═════ STORED ROWS
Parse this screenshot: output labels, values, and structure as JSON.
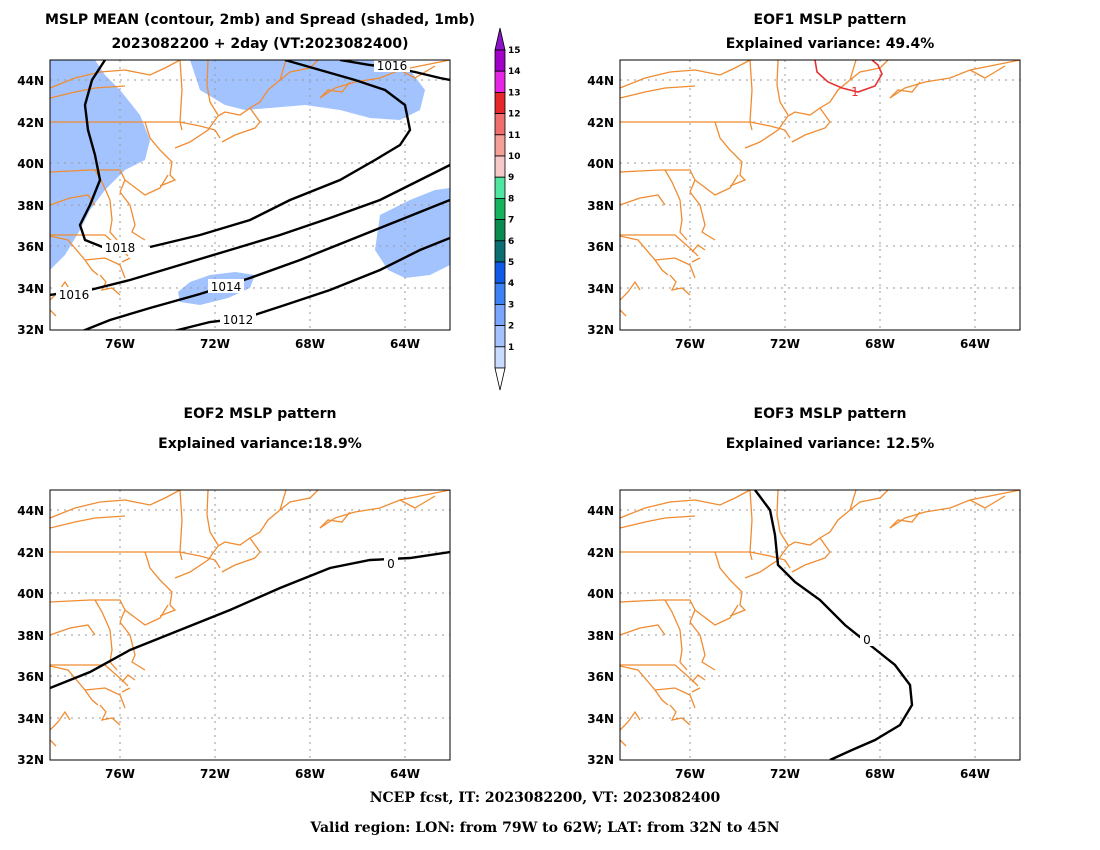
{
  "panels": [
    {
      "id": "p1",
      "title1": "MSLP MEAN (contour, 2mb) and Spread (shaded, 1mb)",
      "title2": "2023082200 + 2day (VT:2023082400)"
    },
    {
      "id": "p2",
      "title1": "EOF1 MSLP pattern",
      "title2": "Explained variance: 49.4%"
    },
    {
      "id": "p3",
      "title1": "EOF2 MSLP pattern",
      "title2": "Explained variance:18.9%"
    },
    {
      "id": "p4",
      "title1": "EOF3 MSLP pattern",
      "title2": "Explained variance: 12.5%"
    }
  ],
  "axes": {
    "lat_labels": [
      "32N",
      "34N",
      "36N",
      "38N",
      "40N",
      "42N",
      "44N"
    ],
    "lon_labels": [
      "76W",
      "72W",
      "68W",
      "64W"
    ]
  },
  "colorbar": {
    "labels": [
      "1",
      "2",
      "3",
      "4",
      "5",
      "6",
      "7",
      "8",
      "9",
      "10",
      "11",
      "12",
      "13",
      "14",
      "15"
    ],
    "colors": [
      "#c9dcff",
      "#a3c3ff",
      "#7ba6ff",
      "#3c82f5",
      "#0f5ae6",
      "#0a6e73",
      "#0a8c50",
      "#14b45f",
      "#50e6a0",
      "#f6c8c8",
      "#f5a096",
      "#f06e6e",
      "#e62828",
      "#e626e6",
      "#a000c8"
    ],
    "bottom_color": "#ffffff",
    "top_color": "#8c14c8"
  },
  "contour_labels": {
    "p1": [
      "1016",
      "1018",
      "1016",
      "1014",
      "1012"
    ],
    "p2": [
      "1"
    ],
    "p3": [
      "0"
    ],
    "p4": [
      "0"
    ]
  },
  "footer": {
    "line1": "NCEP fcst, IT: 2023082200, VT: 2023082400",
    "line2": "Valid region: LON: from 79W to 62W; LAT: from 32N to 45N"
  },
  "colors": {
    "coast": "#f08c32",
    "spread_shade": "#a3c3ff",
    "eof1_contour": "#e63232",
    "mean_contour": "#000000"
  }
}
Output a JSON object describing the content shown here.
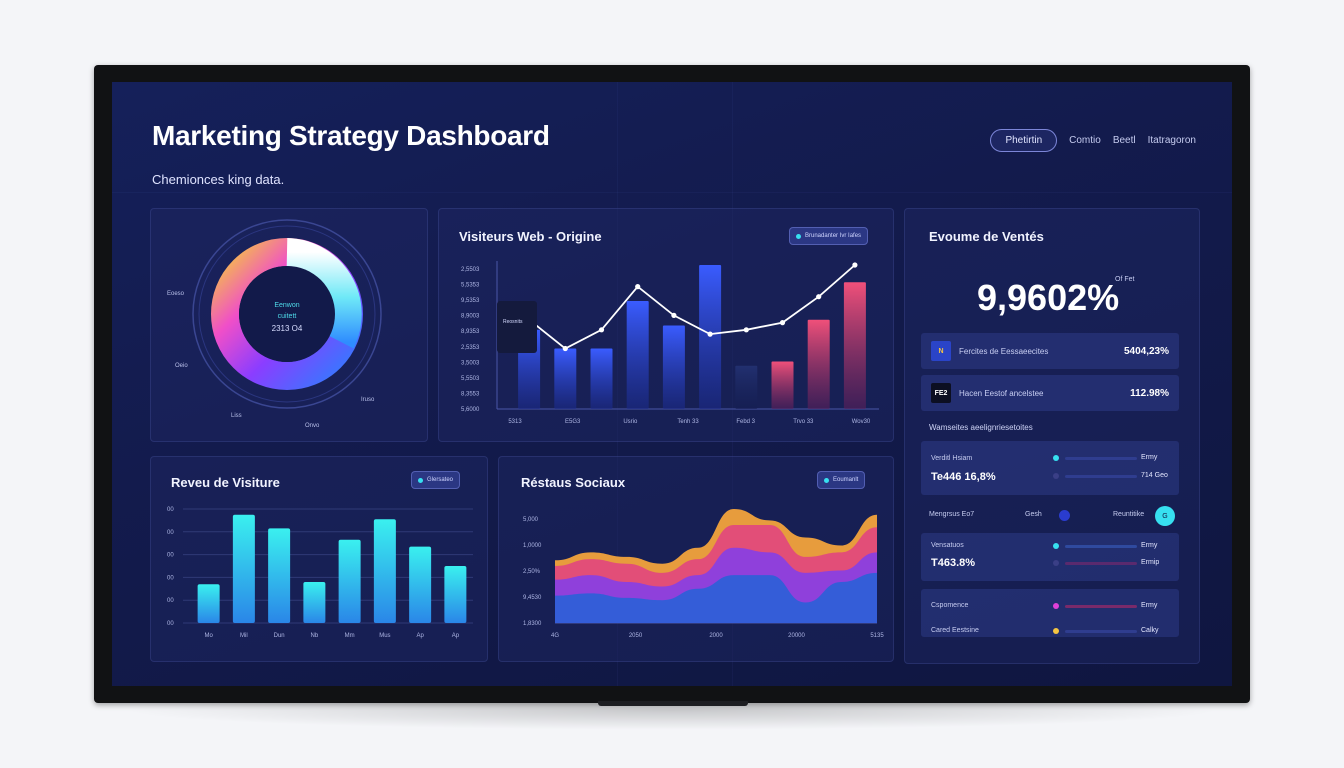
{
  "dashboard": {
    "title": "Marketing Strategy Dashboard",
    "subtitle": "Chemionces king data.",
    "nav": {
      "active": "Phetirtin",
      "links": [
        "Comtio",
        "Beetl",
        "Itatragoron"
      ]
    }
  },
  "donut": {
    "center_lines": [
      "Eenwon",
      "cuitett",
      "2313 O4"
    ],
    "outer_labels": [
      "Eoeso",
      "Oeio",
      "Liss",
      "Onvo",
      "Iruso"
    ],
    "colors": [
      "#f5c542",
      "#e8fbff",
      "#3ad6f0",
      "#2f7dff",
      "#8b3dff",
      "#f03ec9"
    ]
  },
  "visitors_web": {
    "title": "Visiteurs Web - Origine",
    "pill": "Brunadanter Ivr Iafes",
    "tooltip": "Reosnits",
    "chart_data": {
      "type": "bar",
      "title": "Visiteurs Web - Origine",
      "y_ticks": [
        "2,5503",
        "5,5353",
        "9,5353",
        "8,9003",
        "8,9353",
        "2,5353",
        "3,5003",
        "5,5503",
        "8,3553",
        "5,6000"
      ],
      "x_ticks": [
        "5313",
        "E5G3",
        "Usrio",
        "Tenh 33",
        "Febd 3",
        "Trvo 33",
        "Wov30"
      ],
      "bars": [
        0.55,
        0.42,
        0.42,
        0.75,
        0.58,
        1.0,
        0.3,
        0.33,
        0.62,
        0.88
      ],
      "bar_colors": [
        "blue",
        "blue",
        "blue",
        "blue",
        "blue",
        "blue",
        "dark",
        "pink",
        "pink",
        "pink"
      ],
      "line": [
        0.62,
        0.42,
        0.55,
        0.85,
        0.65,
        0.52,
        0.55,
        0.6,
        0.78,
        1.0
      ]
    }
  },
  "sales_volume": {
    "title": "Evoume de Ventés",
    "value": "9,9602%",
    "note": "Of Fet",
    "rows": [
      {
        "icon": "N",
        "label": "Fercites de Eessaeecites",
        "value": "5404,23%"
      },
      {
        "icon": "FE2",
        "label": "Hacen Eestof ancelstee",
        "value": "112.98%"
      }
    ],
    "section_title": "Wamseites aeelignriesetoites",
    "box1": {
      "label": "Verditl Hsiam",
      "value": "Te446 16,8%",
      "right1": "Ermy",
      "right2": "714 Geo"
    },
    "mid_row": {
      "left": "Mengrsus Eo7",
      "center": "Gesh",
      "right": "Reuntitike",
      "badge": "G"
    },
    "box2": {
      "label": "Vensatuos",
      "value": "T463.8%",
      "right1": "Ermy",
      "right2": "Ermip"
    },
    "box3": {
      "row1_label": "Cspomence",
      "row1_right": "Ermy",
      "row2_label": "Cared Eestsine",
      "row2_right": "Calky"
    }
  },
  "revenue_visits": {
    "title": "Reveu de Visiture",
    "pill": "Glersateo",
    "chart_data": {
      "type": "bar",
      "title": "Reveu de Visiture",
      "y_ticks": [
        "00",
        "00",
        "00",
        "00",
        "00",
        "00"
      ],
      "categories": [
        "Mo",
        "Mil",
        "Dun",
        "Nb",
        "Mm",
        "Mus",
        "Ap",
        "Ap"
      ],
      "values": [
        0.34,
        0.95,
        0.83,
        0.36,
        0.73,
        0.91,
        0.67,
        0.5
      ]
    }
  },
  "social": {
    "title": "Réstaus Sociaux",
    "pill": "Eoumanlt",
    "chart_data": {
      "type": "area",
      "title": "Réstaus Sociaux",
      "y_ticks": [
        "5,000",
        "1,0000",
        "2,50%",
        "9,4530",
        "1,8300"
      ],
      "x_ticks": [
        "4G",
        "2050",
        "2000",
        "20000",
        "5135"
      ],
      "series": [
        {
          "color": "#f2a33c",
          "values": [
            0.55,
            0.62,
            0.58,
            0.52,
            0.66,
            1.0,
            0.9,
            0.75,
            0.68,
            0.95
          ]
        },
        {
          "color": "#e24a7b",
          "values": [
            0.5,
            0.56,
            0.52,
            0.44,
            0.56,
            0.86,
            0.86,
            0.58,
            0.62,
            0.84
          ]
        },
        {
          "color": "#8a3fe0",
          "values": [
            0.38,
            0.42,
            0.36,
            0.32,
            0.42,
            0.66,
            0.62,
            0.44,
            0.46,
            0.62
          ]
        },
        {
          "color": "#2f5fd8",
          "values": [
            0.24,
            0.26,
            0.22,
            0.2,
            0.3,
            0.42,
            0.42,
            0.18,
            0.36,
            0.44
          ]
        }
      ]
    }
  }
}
══════════
▶ [EXERCISE BRIEF]:
Transcribe the material exactly, leaving every picture out.

▶ [RESPONSE FOR THIS EXERCISE]:
Parse this screenshot: output labels, values, and structure as JSON.
{
  "panels": [
    {
      "id": "p1",
      "title1": "MSLP MEAN (contour, 2mb) and Spread (shaded, 1mb)",
      "title2": "2023082200 + 2day (VT:2023082400)"
    },
    {
      "id": "p2",
      "title1": "EOF1 MSLP pattern",
      "title2": "Explained variance: 49.4%"
    },
    {
      "id": "p3",
      "title1": "EOF2 MSLP pattern",
      "title2": "Explained variance:18.9%"
    },
    {
      "id": "p4",
      "title1": "EOF3 MSLP pattern",
      "title2": "Explained variance: 12.5%"
    }
  ],
  "axes": {
    "lat_labels": [
      "32N",
      "34N",
      "36N",
      "38N",
      "40N",
      "42N",
      "44N"
    ],
    "lon_labels": [
      "76W",
      "72W",
      "68W",
      "64W"
    ]
  },
  "colorbar": {
    "labels": [
      "1",
      "2",
      "3",
      "4",
      "5",
      "6",
      "7",
      "8",
      "9",
      "10",
      "11",
      "12",
      "13",
      "14",
      "15"
    ],
    "colors": [
      "#c9dcff",
      "#a3c3ff",
      "#7ba6ff",
      "#3c82f5",
      "#0f5ae6",
      "#0a6e73",
      "#0a8c50",
      "#14b45f",
      "#50e6a0",
      "#f6c8c8",
      "#f5a096",
      "#f06e6e",
      "#e62828",
      "#e626e6",
      "#a000c8"
    ],
    "bottom_color": "#ffffff",
    "top_color": "#8c14c8"
  },
  "contour_labels": {
    "p1": [
      "1016",
      "1018",
      "1016",
      "1014",
      "1012"
    ],
    "p2": [
      "1"
    ],
    "p3": [
      "0"
    ],
    "p4": [
      "0"
    ]
  },
  "footer": {
    "line1": "NCEP fcst, IT: 2023082200, VT: 2023082400",
    "line2": "Valid region: LON: from 79W to 62W; LAT: from 32N to 45N"
  },
  "colors": {
    "coast": "#f08c32",
    "spread_shade": "#a3c3ff",
    "eof1_contour": "#e63232",
    "mean_contour": "#000000"
  }
}
Output a JSON object describing the content shown here.
{
  "dashboard": {
    "title": "Marketing Strategy Dashboard",
    "subtitle": "Chemionces king data.",
    "nav": {
      "active": "Phetirtin",
      "links": [
        "Comtio",
        "Beetl",
        "Itatragoron"
      ]
    }
  },
  "donut": {
    "center_lines": [
      "Eenwon",
      "cuitett",
      "2313 O4"
    ],
    "outer_labels": [
      "Eoeso",
      "Oeio",
      "Liss",
      "Onvo",
      "Iruso"
    ],
    "colors": [
      "#f5c542",
      "#e8fbff",
      "#3ad6f0",
      "#2f7dff",
      "#8b3dff",
      "#f03ec9"
    ]
  },
  "visitors_web": {
    "title": "Visiteurs Web - Origine",
    "pill": "Brunadanter Ivr Iafes",
    "tooltip": "Reosnits",
    "chart_data": {
      "type": "bar",
      "title": "Visiteurs Web - Origine",
      "y_ticks": [
        "2,5503",
        "5,5353",
        "9,5353",
        "8,9003",
        "8,9353",
        "2,5353",
        "3,5003",
        "5,5503",
        "8,3553",
        "5,6000"
      ],
      "x_ticks": [
        "5313",
        "E5G3",
        "Usrio",
        "Tenh 33",
        "Febd 3",
        "Trvo 33",
        "Wov30"
      ],
      "bars": [
        0.55,
        0.42,
        0.42,
        0.75,
        0.58,
        1.0,
        0.3,
        0.33,
        0.62,
        0.88
      ],
      "bar_colors": [
        "blue",
        "blue",
        "blue",
        "blue",
        "blue",
        "blue",
        "dark",
        "pink",
        "pink",
        "pink"
      ],
      "line": [
        0.62,
        0.42,
        0.55,
        0.85,
        0.65,
        0.52,
        0.55,
        0.6,
        0.78,
        1.0
      ]
    }
  },
  "sales_volume": {
    "title": "Evoume de Ventés",
    "value": "9,9602%",
    "note": "Of Fet",
    "rows": [
      {
        "icon": "N",
        "label": "Fercites de Eessaeecites",
        "value": "5404,23%"
      },
      {
        "icon": "FE2",
        "label": "Hacen Eestof ancelstee",
        "value": "112.98%"
      }
    ],
    "section_title": "Wamseites aeelignriesetoites",
    "box1": {
      "label": "Verditl Hsiam",
      "value": "Te446 16,8%",
      "right1": "Ermy",
      "right2": "714 Geo"
    },
    "mid_row": {
      "left": "Mengrsus Eo7",
      "center": "Gesh",
      "right": "Reuntitike",
      "badge": "G"
    },
    "box2": {
      "label": "Vensatuos",
      "value": "T463.8%",
      "right1": "Ermy",
      "right2": "Ermip"
    },
    "box3": {
      "row1_label": "Cspomence",
      "row1_right": "Ermy",
      "row2_label": "Cared Eestsine",
      "row2_right": "Calky"
    }
  },
  "revenue_visits": {
    "title": "Reveu de Visiture",
    "pill": "Glersateo",
    "chart_data": {
      "type": "bar",
      "title": "Reveu de Visiture",
      "y_ticks": [
        "00",
        "00",
        "00",
        "00",
        "00",
        "00"
      ],
      "categories": [
        "Mo",
        "Mil",
        "Dun",
        "Nb",
        "Mm",
        "Mus",
        "Ap",
        "Ap"
      ],
      "values": [
        0.34,
        0.95,
        0.83,
        0.36,
        0.73,
        0.91,
        0.67,
        0.5
      ]
    }
  },
  "social": {
    "title": "Réstaus Sociaux",
    "pill": "Eoumanlt",
    "chart_data": {
      "type": "area",
      "title": "Réstaus Sociaux",
      "y_ticks": [
        "5,000",
        "1,0000",
        "2,50%",
        "9,4530",
        "1,8300"
      ],
      "x_ticks": [
        "4G",
        "2050",
        "2000",
        "20000",
        "5135"
      ],
      "series": [
        {
          "color": "#f2a33c",
          "values": [
            0.55,
            0.62,
            0.58,
            0.52,
            0.66,
            1.0,
            0.9,
            0.75,
            0.68,
            0.95
          ]
        },
        {
          "color": "#e24a7b",
          "values": [
            0.5,
            0.56,
            0.52,
            0.44,
            0.56,
            0.86,
            0.86,
            0.58,
            0.62,
            0.84
          ]
        },
        {
          "color": "#8a3fe0",
          "values": [
            0.38,
            0.42,
            0.36,
            0.32,
            0.42,
            0.66,
            0.62,
            0.44,
            0.46,
            0.62
          ]
        },
        {
          "color": "#2f5fd8",
          "values": [
            0.24,
            0.26,
            0.22,
            0.2,
            0.3,
            0.42,
            0.42,
            0.18,
            0.36,
            0.44
          ]
        }
      ]
    }
  }
}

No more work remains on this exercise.